▶ MATERIAL PROVIDED:
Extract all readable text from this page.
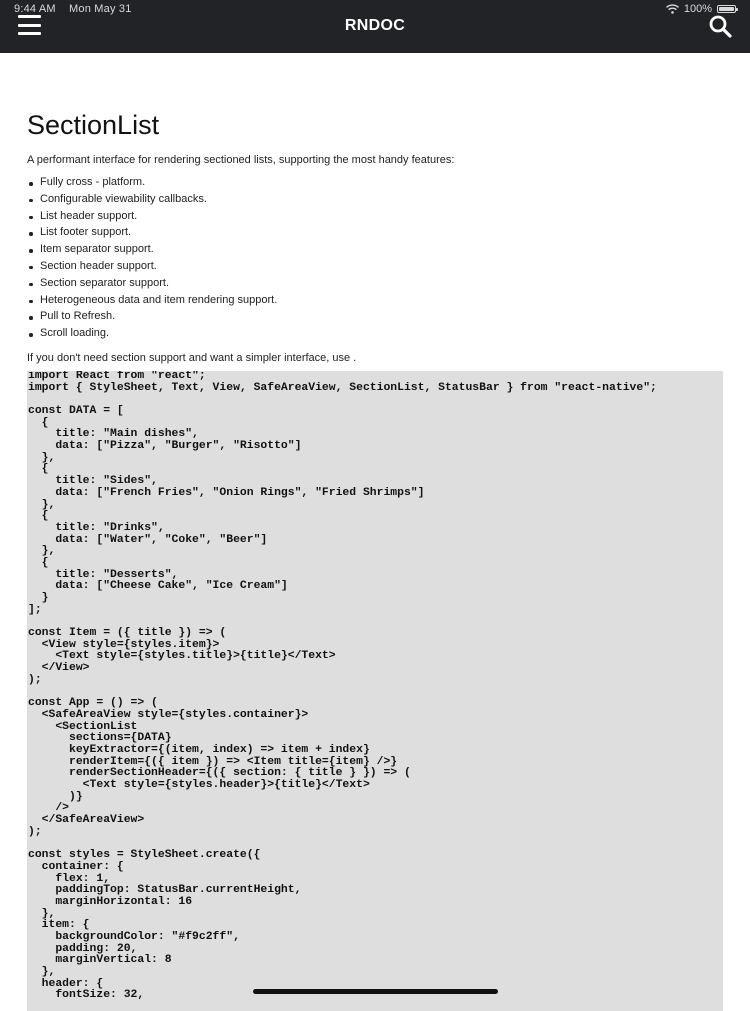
9:44 AM Mon May 31	100%
RNDOC
SectionList

A performant interface for rendering sectioned lists, supporting the most handy features:

Fully cross - platform.
Configurable viewability callbacks.
List header support.
List footer support.
Item separator support.
Section header support.
Section separator support.
Heterogeneous data and item rendering support.
Pull to Refresh.
Scroll loading.

If you don't need section support and want a simpler interface, use .

import React from "react";
import { StyleSheet, Text, View, SafeAreaView, SectionList, StatusBar } from "react-native";
const DATA = [
{
title: "Main dishes",
data: ["Pizza", "Burger", "Risotto"]
},
{
title: "Sides",
data: ["French Fries", "Onion Rings", "Fried Shrimps"]
},
{
title: "Drinks",
data: ["Water", "Coke", "Beer"]
},
{
title: "Desserts",
data: ["Cheese Cake", "Ice Cream"]
}
];
const Item = ({ title }) => (
<View style={styles.item}>
<Text style={styles.title}>{title}</Text>
</View>
);
const App = () => (
<SafeAreaView style={styles.container}>
<SectionList
sections={DATA}
keyExtractor={(item, index) => item + index}
renderItem={({ item }) => <Item title={item} />}
renderSectionHeader={({ section: { title } }) => (
<Text style={styles.header}>{title}</Text>
)}
/>
</SafeAreaView>
);
const styles = StyleSheet.create({
container: {
flex: 1,
paddingTop: StatusBar.currentHeight,
marginHorizontal: 16
},
item: {
backgroundColor: "#f9c2ff",
padding: 20,
marginVertical: 8
},
header: {
fontSize: 32,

▶ SHORT PROBLEM: Supply the count of lines in the entries that contain the word "container", and nothing besides.

▶ THE SOLUTION: 2